_Problem to solve_. Update the data from the line with "price-hkd: HKD 371,665.17: [369, 206, 421, 213]" up to and including the line with "birthday-birthday-text: BIRTHDAY: [542, 463, 702, 493]" by replacing "candle-body" with "candlestick-body", and give only those lines with nothing else changed.

_Listed records_.
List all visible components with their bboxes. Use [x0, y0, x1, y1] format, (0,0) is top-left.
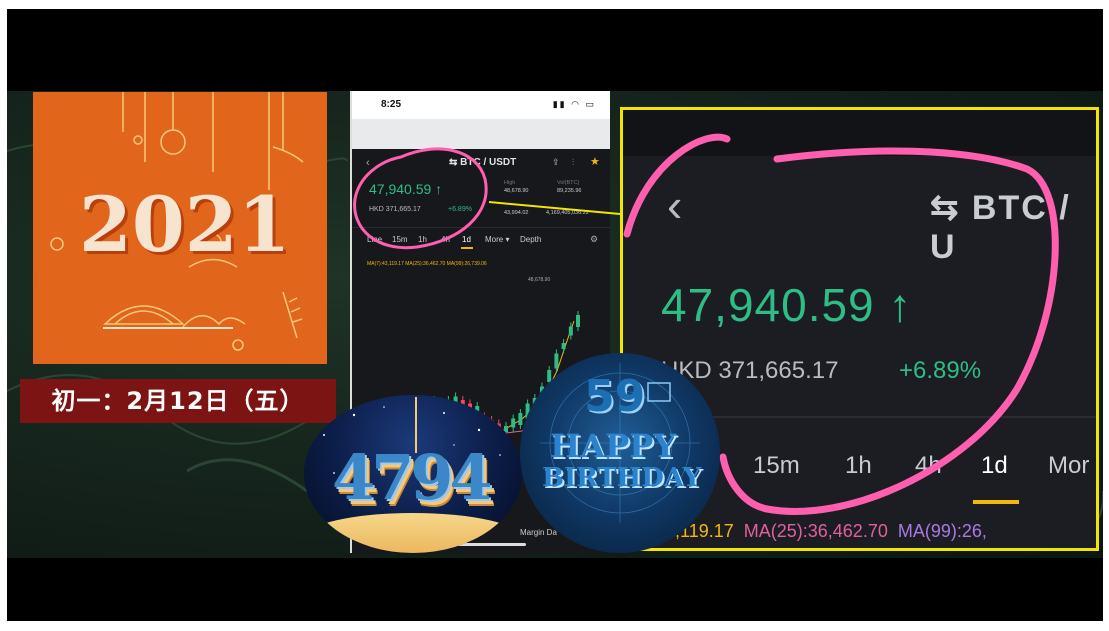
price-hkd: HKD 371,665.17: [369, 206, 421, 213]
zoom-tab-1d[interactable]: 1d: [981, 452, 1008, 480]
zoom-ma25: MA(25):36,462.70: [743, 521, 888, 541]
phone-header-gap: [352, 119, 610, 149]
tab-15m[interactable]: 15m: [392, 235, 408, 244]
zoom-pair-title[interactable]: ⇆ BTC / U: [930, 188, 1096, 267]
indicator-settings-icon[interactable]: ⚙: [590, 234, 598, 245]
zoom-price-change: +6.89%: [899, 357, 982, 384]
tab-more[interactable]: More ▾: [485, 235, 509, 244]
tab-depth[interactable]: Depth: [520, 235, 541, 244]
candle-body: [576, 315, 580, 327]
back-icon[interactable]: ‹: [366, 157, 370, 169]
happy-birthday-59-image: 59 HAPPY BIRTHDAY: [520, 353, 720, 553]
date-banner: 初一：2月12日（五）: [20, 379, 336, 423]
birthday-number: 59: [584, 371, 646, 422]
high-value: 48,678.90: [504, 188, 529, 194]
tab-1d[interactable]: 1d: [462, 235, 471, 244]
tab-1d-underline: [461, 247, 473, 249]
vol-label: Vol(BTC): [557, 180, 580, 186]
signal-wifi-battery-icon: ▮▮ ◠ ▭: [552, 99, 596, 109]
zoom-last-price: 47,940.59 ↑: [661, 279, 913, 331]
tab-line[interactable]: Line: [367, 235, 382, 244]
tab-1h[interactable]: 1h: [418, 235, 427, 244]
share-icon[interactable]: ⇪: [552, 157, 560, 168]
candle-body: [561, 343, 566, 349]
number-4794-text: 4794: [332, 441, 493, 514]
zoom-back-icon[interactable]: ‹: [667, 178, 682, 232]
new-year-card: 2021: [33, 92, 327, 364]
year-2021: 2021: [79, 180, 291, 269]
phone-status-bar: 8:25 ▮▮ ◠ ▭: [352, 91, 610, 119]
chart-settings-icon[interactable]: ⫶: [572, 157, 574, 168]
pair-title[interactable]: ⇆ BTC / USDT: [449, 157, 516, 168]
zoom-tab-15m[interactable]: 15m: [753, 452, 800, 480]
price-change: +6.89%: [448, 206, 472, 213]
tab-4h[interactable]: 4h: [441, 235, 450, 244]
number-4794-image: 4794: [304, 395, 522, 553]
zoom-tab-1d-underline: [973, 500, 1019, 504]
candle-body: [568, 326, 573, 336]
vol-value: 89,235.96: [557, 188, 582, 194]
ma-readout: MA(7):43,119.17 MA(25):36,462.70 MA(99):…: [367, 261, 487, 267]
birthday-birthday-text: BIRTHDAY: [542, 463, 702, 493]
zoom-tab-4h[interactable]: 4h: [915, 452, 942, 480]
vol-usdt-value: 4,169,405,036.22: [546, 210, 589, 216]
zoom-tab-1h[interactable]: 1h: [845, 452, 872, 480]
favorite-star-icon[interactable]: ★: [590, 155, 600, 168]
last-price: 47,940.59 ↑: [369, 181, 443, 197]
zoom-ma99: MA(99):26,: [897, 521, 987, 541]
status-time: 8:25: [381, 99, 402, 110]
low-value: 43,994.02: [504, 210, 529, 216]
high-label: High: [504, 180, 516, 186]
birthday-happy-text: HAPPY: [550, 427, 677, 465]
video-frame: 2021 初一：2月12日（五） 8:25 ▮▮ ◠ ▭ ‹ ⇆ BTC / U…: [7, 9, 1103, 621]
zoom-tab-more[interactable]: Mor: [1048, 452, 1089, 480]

_The completed task_.
price-hkd: HKD 371,665.17: [369, 206, 421, 213]
zoom-tab-1d[interactable]: 1d: [981, 452, 1008, 480]
zoom-ma25: MA(25):36,462.70: [743, 521, 888, 541]
phone-header-gap: [352, 119, 610, 149]
tab-15m[interactable]: 15m: [392, 235, 408, 244]
zoom-pair-title[interactable]: ⇆ BTC / U: [930, 188, 1096, 267]
indicator-settings-icon[interactable]: ⚙: [590, 234, 598, 245]
zoom-price-change: +6.89%: [899, 357, 982, 384]
tab-more[interactable]: More ▾: [485, 235, 509, 244]
tab-depth[interactable]: Depth: [520, 235, 541, 244]
candlestick-body: [576, 315, 580, 327]
back-icon[interactable]: ‹: [366, 157, 370, 169]
happy-birthday-59-image: 59 HAPPY BIRTHDAY: [520, 353, 720, 553]
date-banner: 初一：2月12日（五）: [20, 379, 336, 423]
birthday-number: 59: [584, 371, 646, 422]
high-value: 48,678.90: [504, 188, 529, 194]
tab-1d[interactable]: 1d: [462, 235, 471, 244]
tab-1d-underline: [461, 247, 473, 249]
vol-label: Vol(BTC): [557, 180, 580, 186]
signal-wifi-battery-icon: ▮▮ ◠ ▭: [552, 99, 596, 109]
zoom-last-price: 47,940.59 ↑: [661, 279, 913, 331]
tab-line[interactable]: Line: [367, 235, 382, 244]
tab-1h[interactable]: 1h: [418, 235, 427, 244]
share-icon[interactable]: ⇪: [552, 157, 560, 168]
candlestick-body: [561, 343, 566, 349]
number-4794-text: 4794: [332, 441, 493, 514]
zoom-back-icon[interactable]: ‹: [667, 178, 682, 232]
new-year-card: 2021: [33, 92, 327, 364]
year-2021: 2021: [79, 180, 291, 269]
phone-status-bar: 8:25 ▮▮ ◠ ▭: [352, 91, 610, 119]
chart-settings-icon[interactable]: ⫶: [572, 157, 574, 168]
pair-title[interactable]: ⇆ BTC / USDT: [449, 157, 516, 168]
zoom-tab-15m[interactable]: 15m: [753, 452, 800, 480]
price-change: +6.89%: [448, 206, 472, 213]
tab-4h[interactable]: 4h: [441, 235, 450, 244]
number-4794-image: 4794: [304, 395, 522, 553]
zoom-tab-1d-underline: [973, 500, 1019, 504]
candlestick-body: [568, 326, 573, 336]
vol-value: 89,235.96: [557, 188, 582, 194]
ma-readout: MA(7):43,119.17 MA(25):36,462.70 MA(99):…: [367, 261, 487, 267]
birthday-birthday-text: BIRTHDAY: [542, 463, 702, 493]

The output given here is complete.